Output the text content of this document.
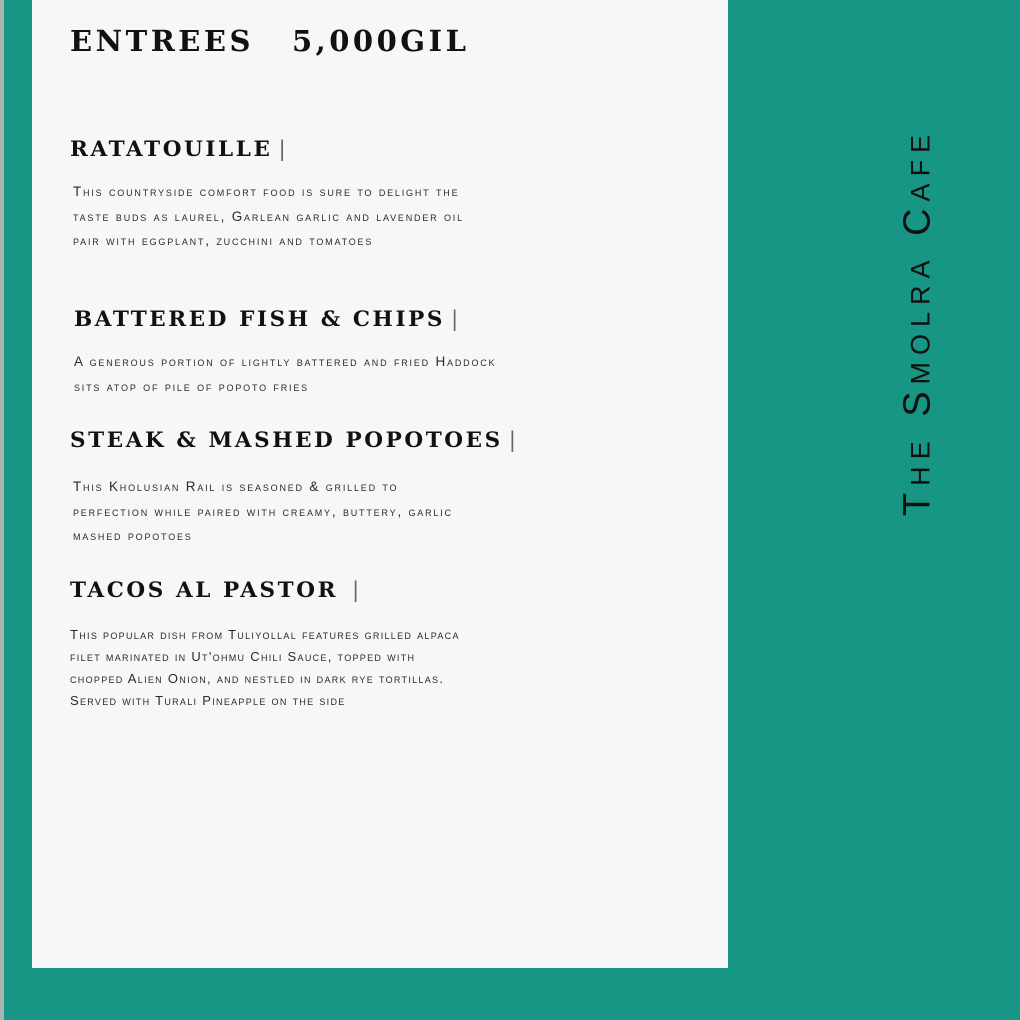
ENTREES 5,000GIL
RATATOUILLE |

This countryside comfort food is sure to delight the taste buds as laurel, Garlean garlic and lavender oil pair with eggplant, zucchini and tomatoes

BATTERED FISH & CHIPS |

A generous portion of lightly battered and fried Haddock sits atop of pile of popoto fries

STEAK & MASHED POPOTOES |

This Kholusian Rail is seasoned & grilled to perfection while paired with creamy, buttery, garlic mashed popotoes

TACOS AL PASTOR |

This popular dish from Tuliyollal features grilled alpaca filet marinated in Ut'ohmu Chili Sauce, topped with chopped Alien Onion, and nestled in dark rye tortillas. Served with Turali Pineapple on the side

The Smolra Cafe
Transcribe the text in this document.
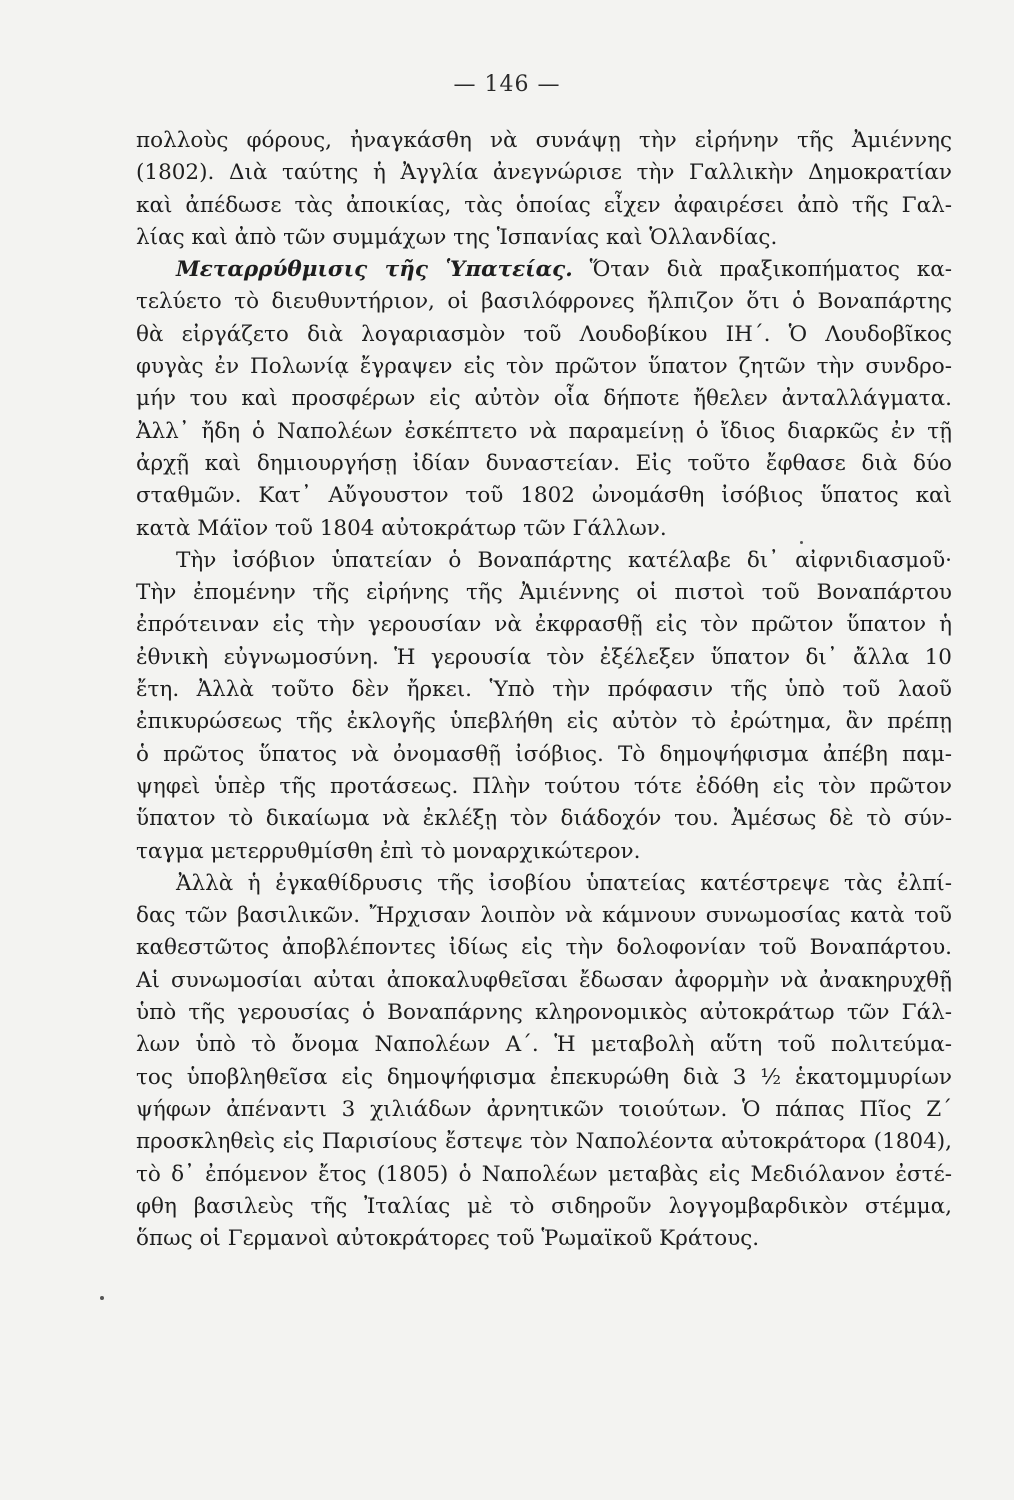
— 146 —
πολλοὺς φόρους, ἠναγκάσθη νὰ συνάψῃ τὴν εἰρήνην τῆς Ἀμιέννης
(1802). Διὰ ταύτης ἡ Ἀγγλία ἀνεγνώρισε τὴν Γαλλικὴν Δημοκρατίαν
καὶ ἀπέδωσε τὰς ἀποικίας, τὰς ὁποίας εἶχεν ἀφαιρέσει ἀπὸ τῆς Γαλ-
λίας καὶ ἀπὸ τῶν συμμάχων της Ἱσπανίας καὶ Ὁλλανδίας.
Μεταρρύθμισις τῆς Ὑπατείας. Ὅταν διὰ πραξικοπήματος κα-
τελύετο τὸ διευθυντήριον, οἱ βασιλόφρονες ἤλπιζον ὅτι ὁ Βοναπάρτης
θὰ εἰργάζετο διὰ λογαριασμὸν τοῦ Λουδοβίκου ΙΗ΄. Ὁ Λουδοβῖκος
φυγὰς ἐν Πολωνίᾳ ἔγραψεν εἰς τὸν πρῶτον ὕπατον ζητῶν τὴν συνδρο-
μήν του καὶ προσφέρων εἰς αὐτὸν οἷα δήποτε ἤθελεν ἀνταλλάγματα.
Ἀλλ᾽ ἤδη ὁ Ναπολέων ἐσκέπτετο νὰ παραμείνῃ ὁ ἴδιος διαρκῶς ἐν τῇ
ἀρχῇ καὶ δημιουργήσῃ ἰδίαν δυναστείαν. Εἰς τοῦτο ἔφθασε διὰ δύο
σταθμῶν. Κατ᾽ Αὔγουστον τοῦ 1802 ὠνομάσθη ἰσόβιος ὕπατος καὶ
κατὰ Μάϊον τοῦ 1804 αὐτοκράτωρ τῶν Γάλλων.
Τὴν ἰσόβιον ὑπατείαν ὁ Βοναπάρτης κατέλαβε δι᾽ αἰφνιδιασμοῦ·
Τὴν ἐπομένην τῆς εἰρήνης τῆς Ἀμιέννης οἱ πιστοὶ τοῦ Βοναπάρτου
ἐπρότειναν εἰς τὴν γερουσίαν νὰ ἐκφρασθῇ εἰς τὸν πρῶτον ὕπατον ἡ
ἐθνικὴ εὐγνωμοσύνη. Ἡ γερουσία τὸν ἐξέλεξεν ὕπατον δι᾽ ἄλλα 10
ἔτη. Ἀλλὰ τοῦτο δὲν ἤρκει. Ὑπὸ τὴν πρόφασιν τῆς ὑπὸ τοῦ λαοῦ
ἐπικυρώσεως τῆς ἐκλογῆς ὑπεβλήθη εἰς αὐτὸν τὸ ἐρώτημα, ἂν πρέπῃ
ὁ πρῶτος ὕπατος νὰ ὀνομασθῇ ἰσόβιος. Τὸ δημοψήφισμα ἀπέβη παμ-
ψηφεὶ ὑπὲρ τῆς προτάσεως. Πλὴν τούτου τότε ἐδόθη εἰς τὸν πρῶτον
ὕπατον τὸ δικαίωμα νὰ ἐκλέξῃ τὸν διάδοχόν του. Ἀμέσως δὲ τὸ σύν-
ταγμα μετερρυθμίσθη ἐπὶ τὸ μοναρχικώτερον.
Ἀλλὰ ἡ ἐγκαθίδρυσις τῆς ἰσοβίου ὑπατείας κατέστρεψε τὰς ἐλπί-
δας τῶν βασιλικῶν. Ἤρχισαν λοιπὸν νὰ κάμνουν συνωμοσίας κατὰ τοῦ
καθεστῶτος ἀποβλέποντες ἰδίως εἰς τὴν δολοφονίαν τοῦ Βοναπάρτου.
Αἱ συνωμοσίαι αὐται ἀποκαλυφθεῖσαι ἔδωσαν ἀφορμὴν νὰ ἀνακηρυχθῇ
ὑπὸ τῆς γερουσίας ὁ Βοναπάρνης κληρονομικὸς αὐτοκράτωρ τῶν Γάλ-
λων ὑπὸ τὸ ὄνομα Ναπολέων Α΄. Ἡ μεταβολὴ αὕτη τοῦ πολιτεύμα-
τος ὑποβληθεῖσα εἰς δημοψήφισμα ἐπεκυρώθη διὰ 3 ½ ἑκατομμυρίων
ψήφων ἀπέναντι 3 χιλιάδων ἀρνητικῶν τοιούτων. Ὁ πάπας Πῖος Ζ΄
προσκληθεὶς εἰς Παρισίους ἔστεψε τὸν Ναπολέοντα αὐτοκράτορα (1804),
τὸ δ᾽ ἐπόμενον ἔτος (1805) ὁ Ναπολέων μεταβὰς εἰς Μεδιόλανον ἐστέ-
φθη βασιλεὺς τῆς Ἰταλίας μὲ τὸ σιδηροῦν λογγομβαρδικὸν στέμμα,
ὅπως οἱ Γερμανοὶ αὐτοκράτορες τοῦ Ῥωμαϊκοῦ Κράτους.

▸ What is asked:
Transcribe the listing in full and omit the pictures.

▸ Complete response:
Output the text content of this document.
ENTREES 5,000GIL
RATATOUILLE |

This countryside comfort food is sure to delight the taste buds as laurel, Garlean garlic and lavender oil pair with eggplant, zucchini and tomatoes

BATTERED FISH & CHIPS |

A generous portion of lightly battered and fried Haddock sits atop of pile of popoto fries

STEAK & MASHED POPOTOES |

This Kholusian Rail is seasoned & grilled to perfection while paired with creamy, buttery, garlic mashed popotoes

TACOS AL PASTOR |

This popular dish from Tuliyollal features grilled alpaca filet marinated in Ut'ohmu Chili Sauce, topped with chopped Alien Onion, and nestled in dark rye tortillas. Served with Turali Pineapple on the side

The Smolra Cafe
Transcribe the text in this document.
— 146 —
πολλοὺς φόρους, ἠναγκάσθη νὰ συνάψῃ τὴν εἰρήνην τῆς Ἀμιέννης
(1802). Διὰ ταύτης ἡ Ἀγγλία ἀνεγνώρισε τὴν Γαλλικὴν Δημοκρατίαν
καὶ ἀπέδωσε τὰς ἀποικίας, τὰς ὁποίας εἶχεν ἀφαιρέσει ἀπὸ τῆς Γαλ-
λίας καὶ ἀπὸ τῶν συμμάχων της Ἱσπανίας καὶ Ὁλλανδίας.
Μεταρρύθμισις τῆς Ὑπατείας. Ὅταν διὰ πραξικοπήματος κα-
τελύετο τὸ διευθυντήριον, οἱ βασιλόφρονες ἤλπιζον ὅτι ὁ Βοναπάρτης
θὰ εἰργάζετο διὰ λογαριασμὸν τοῦ Λουδοβίκου ΙΗ΄. Ὁ Λουδοβῖκος
φυγὰς ἐν Πολωνίᾳ ἔγραψεν εἰς τὸν πρῶτον ὕπατον ζητῶν τὴν συνδρο-
μήν του καὶ προσφέρων εἰς αὐτὸν οἷα δήποτε ἤθελεν ἀνταλλάγματα.
Ἀλλ᾽ ἤδη ὁ Ναπολέων ἐσκέπτετο νὰ παραμείνῃ ὁ ἴδιος διαρκῶς ἐν τῇ
ἀρχῇ καὶ δημιουργήσῃ ἰδίαν δυναστείαν. Εἰς τοῦτο ἔφθασε διὰ δύο
σταθμῶν. Κατ᾽ Αὔγουστον τοῦ 1802 ὠνομάσθη ἰσόβιος ὕπατος καὶ
κατὰ Μάϊον τοῦ 1804 αὐτοκράτωρ τῶν Γάλλων.
Τὴν ἰσόβιον ὑπατείαν ὁ Βοναπάρτης κατέλαβε δι᾽ αἰφνιδιασμοῦ·
Τὴν ἐπομένην τῆς εἰρήνης τῆς Ἀμιέννης οἱ πιστοὶ τοῦ Βοναπάρτου
ἐπρότειναν εἰς τὴν γερουσίαν νὰ ἐκφρασθῇ εἰς τὸν πρῶτον ὕπατον ἡ
ἐθνικὴ εὐγνωμοσύνη. Ἡ γερουσία τὸν ἐξέλεξεν ὕπατον δι᾽ ἄλλα 10
ἔτη. Ἀλλὰ τοῦτο δὲν ἤρκει. Ὑπὸ τὴν πρόφασιν τῆς ὑπὸ τοῦ λαοῦ
ἐπικυρώσεως τῆς ἐκλογῆς ὑπεβλήθη εἰς αὐτὸν τὸ ἐρώτημα, ἂν πρέπῃ
ὁ πρῶτος ὕπατος νὰ ὀνομασθῇ ἰσόβιος. Τὸ δημοψήφισμα ἀπέβη παμ-
ψηφεὶ ὑπὲρ τῆς προτάσεως. Πλὴν τούτου τότε ἐδόθη εἰς τὸν πρῶτον
ὕπατον τὸ δικαίωμα νὰ ἐκλέξῃ τὸν διάδοχόν του. Ἀμέσως δὲ τὸ σύν-
ταγμα μετερρυθμίσθη ἐπὶ τὸ μοναρχικώτερον.
Ἀλλὰ ἡ ἐγκαθίδρυσις τῆς ἰσοβίου ὑπατείας κατέστρεψε τὰς ἐλπί-
δας τῶν βασιλικῶν. Ἤρχισαν λοιπὸν νὰ κάμνουν συνωμοσίας κατὰ τοῦ
καθεστῶτος ἀποβλέποντες ἰδίως εἰς τὴν δολοφονίαν τοῦ Βοναπάρτου.
Αἱ συνωμοσίαι αὐται ἀποκαλυφθεῖσαι ἔδωσαν ἀφορμὴν νὰ ἀνακηρυχθῇ
ὑπὸ τῆς γερουσίας ὁ Βοναπάρνης κληρονομικὸς αὐτοκράτωρ τῶν Γάλ-
λων ὑπὸ τὸ ὄνομα Ναπολέων Α΄. Ἡ μεταβολὴ αὕτη τοῦ πολιτεύμα-
τος ὑποβληθεῖσα εἰς δημοψήφισμα ἐπεκυρώθη διὰ 3 ½ ἑκατομμυρίων
ψήφων ἀπέναντι 3 χιλιάδων ἀρνητικῶν τοιούτων. Ὁ πάπας Πῖος Ζ΄
προσκληθεὶς εἰς Παρισίους ἔστεψε τὸν Ναπολέοντα αὐτοκράτορα (1804),
τὸ δ᾽ ἐπόμενον ἔτος (1805) ὁ Ναπολέων μεταβὰς εἰς Μεδιόλανον ἐστέ-
φθη βασιλεὺς τῆς Ἰταλίας μὲ τὸ σιδηροῦν λογγομβαρδικὸν στέμμα,
ὅπως οἱ Γερμανοὶ αὐτοκράτορες τοῦ Ῥωμαϊκοῦ Κράτους.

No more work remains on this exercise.